- **Task to complete**
Return the data that follows exactly as it appears. Pictures do not belong in the copy.

- **Records shown**
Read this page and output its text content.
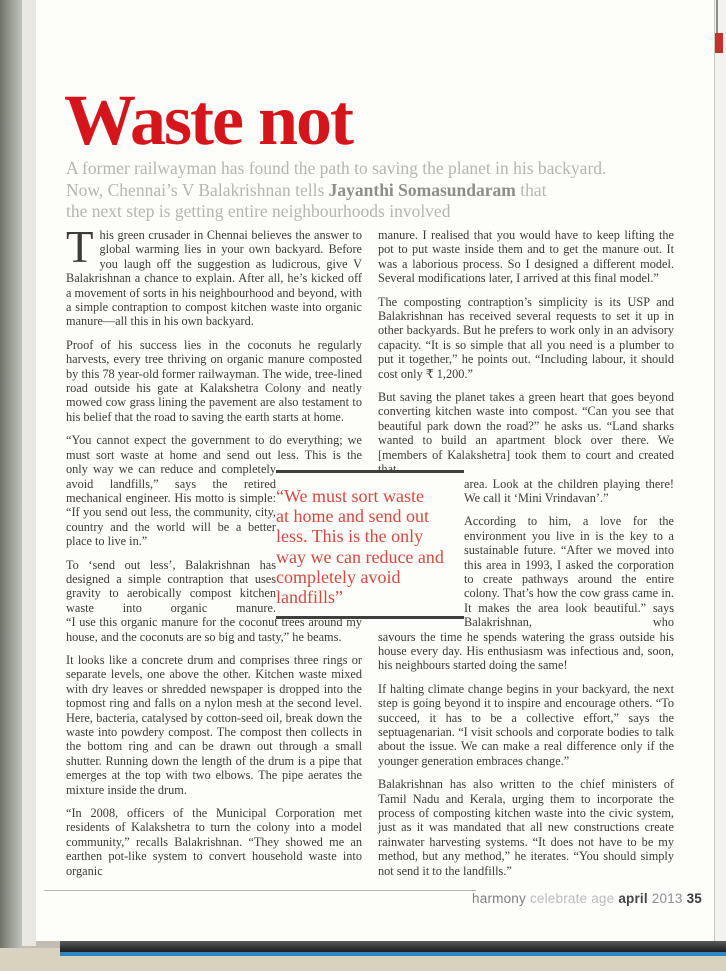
Waste not
A former railwayman has found the path to saving the planet in his backyard.
Now, Chennai’s V Balakrishnan tells Jayanthi Somasundaram that
the next step is getting entire neighbourhoods involved

This green crusader in Chennai believes the answer to global warming lies in your own backyard. Before you laugh off the suggestion as ludicrous, give V Balakrishnan a chance to explain. After all, he’s kicked off a movement of sorts in his neighbourhood and beyond, with a simple contraption to compost kitchen waste into organic manure—all this in his own backyard.

Proof of his success lies in the coconuts he regularly harvests, every tree thriving on organic manure composted by this 78 year-old former railwayman. The wide, tree-lined road outside his gate at Kalakshetra Colony and neatly mowed cow grass lining the pavement are also testament to his belief that the road to saving the earth starts at home.

“You cannot expect the government to do everything; we must sort waste at home and send out less. This is the

only way we can reduce and completely avoid landfills,” says the retired mechanical engineer. His motto is simple: “If you send out less, the community, city, country and the world will be a better place to live in.”

To ‘send out less’, Balakrishnan has designed a simple contraption that uses gravity to aerobically compost kitchen waste into organic manure.

“I use this organic manure for the coconut trees around my house, and the coconuts are so big and tasty,” he beams.

It looks like a concrete drum and comprises three rings or separate levels, one above the other. Kitchen waste mixed with dry leaves or shredded newspaper is dropped into the topmost ring and falls on a nylon mesh at the second level. Here, bacteria, catalysed by cotton-seed oil, break down the waste into powdery compost. The compost then collects in the bottom ring and can be drawn out through a small shutter. Running down the length of the drum is a pipe that emerges at the top with two elbows. The pipe aerates the mixture inside the drum.

“In 2008, officers of the Municipal Corporation met residents of Kalakshetra to turn the colony into a model community,” recalls Balakrishnan. “They showed me an earthen pot-like system to convert household waste into organic

manure. I realised that you would have to keep lifting the pot to put waste inside them and to get the manure out. It was a laborious process. So I designed a different model. Several modifications later, I arrived at this final model.”

The composting contraption’s simplicity is its USP and Balakrishnan has received several requests to set it up in other backyards. But he prefers to work only in an advisory capacity. “It is so simple that all you need is a plumber to put it together,” he points out. “Including labour, it should cost only ₹ 1,200.”

But saving the planet takes a green heart that goes beyond converting kitchen waste into compost. “Can you see that beautiful park down the road?” he asks us. “Land sharks wanted to build an apartment block over there. We [members of Kalakshetra] took them to court and created that

area. Look at the children playing there! We call it ‘Mini Vrindavan’.”

According to him, a love for the environment you live in is the key to a sustainable future. “After we moved into this area in 1993, I asked the corporation to create pathways around the entire colony. That’s how the cow grass came in. It makes the area look beautiful.” says Balakrishnan, who

savours the time he spends watering the grass outside his house every day. His enthusiasm was infectious and, soon, his neighbours started doing the same!

If halting climate change begins in your backyard, the next step is going beyond it to inspire and encourage others. “To succeed, it has to be a collective effort,” says the septuagenarian. “I visit schools and corporate bodies to talk about the issue. We can make a real difference only if the younger generation embraces change.”

Balakrishnan has also written to the chief ministers of Tamil Nadu and Kerala, urging them to incorporate the process of composting kitchen waste into the civic system, just as it was mandated that all new constructions create rainwater harvesting systems. “It does not have to be my method, but any method,” he iterates. “You should simply not send it to the landfills.”

“We must sort waste
at home and send out
less. This is the only
way we can reduce and
completely avoid landfills”
harmony celebrate age april 2013 35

- **Solution for this exercise**
Read this page and output its text content.
Waste not
A former railwayman has found the path to saving the planet in his backyard.
Now, Chennai’s V Balakrishnan tells Jayanthi Somasundaram that
the next step is getting entire neighbourhoods involved

This green crusader in Chennai believes the answer to global warming lies in your own backyard. Before you laugh off the suggestion as ludicrous, give V Balakrishnan a chance to explain. After all, he’s kicked off a movement of sorts in his neighbourhood and beyond, with a simple contraption to compost kitchen waste into organic manure—all this in his own backyard.

Proof of his success lies in the coconuts he regularly harvests, every tree thriving on organic manure composted by this 78 year-old former railwayman. The wide, tree-lined road outside his gate at Kalakshetra Colony and neatly mowed cow grass lining the pavement are also testament to his belief that the road to saving the earth starts at home.

“You cannot expect the government to do everything; we must sort waste at home and send out less. This is the

only way we can reduce and completely avoid landfills,” says the retired mechanical engineer. His motto is simple: “If you send out less, the community, city, country and the world will be a better place to live in.”

To ‘send out less’, Balakrishnan has designed a simple contraption that uses gravity to aerobically compost kitchen waste into organic manure.

“I use this organic manure for the coconut trees around my house, and the coconuts are so big and tasty,” he beams.

It looks like a concrete drum and comprises three rings or separate levels, one above the other. Kitchen waste mixed with dry leaves or shredded newspaper is dropped into the topmost ring and falls on a nylon mesh at the second level. Here, bacteria, catalysed by cotton-seed oil, break down the waste into powdery compost. The compost then collects in the bottom ring and can be drawn out through a small shutter. Running down the length of the drum is a pipe that emerges at the top with two elbows. The pipe aerates the mixture inside the drum.

“In 2008, officers of the Municipal Corporation met residents of Kalakshetra to turn the colony into a model community,” recalls Balakrishnan. “They showed me an earthen pot-like system to convert household waste into organic

manure. I realised that you would have to keep lifting the pot to put waste inside them and to get the manure out. It was a laborious process. So I designed a different model. Several modifications later, I arrived at this final model.”

The composting contraption’s simplicity is its USP and Balakrishnan has received several requests to set it up in other backyards. But he prefers to work only in an advisory capacity. “It is so simple that all you need is a plumber to put it together,” he points out. “Including labour, it should cost only ₹ 1,200.”

But saving the planet takes a green heart that goes beyond converting kitchen waste into compost. “Can you see that beautiful park down the road?” he asks us. “Land sharks wanted to build an apartment block over there. We [members of Kalakshetra] took them to court and created that

area. Look at the children playing there! We call it ‘Mini Vrindavan’.”

According to him, a love for the environment you live in is the key to a sustainable future. “After we moved into this area in 1993, I asked the corporation to create pathways around the entire colony. That’s how the cow grass came in. It makes the area look beautiful.” says Balakrishnan, who

savours the time he spends watering the grass outside his house every day. His enthusiasm was infectious and, soon, his neighbours started doing the same!

If halting climate change begins in your backyard, the next step is going beyond it to inspire and encourage others. “To succeed, it has to be a collective effort,” says the septuagenarian. “I visit schools and corporate bodies to talk about the issue. We can make a real difference only if the younger generation embraces change.”

Balakrishnan has also written to the chief ministers of Tamil Nadu and Kerala, urging them to incorporate the process of composting kitchen waste into the civic system, just as it was mandated that all new constructions create rainwater harvesting systems. “It does not have to be my method, but any method,” he iterates. “You should simply not send it to the landfills.”

“We must sort waste
at home and send out
less. This is the only
way we can reduce and
completely avoid landfills”
harmony celebrate age april 2013 35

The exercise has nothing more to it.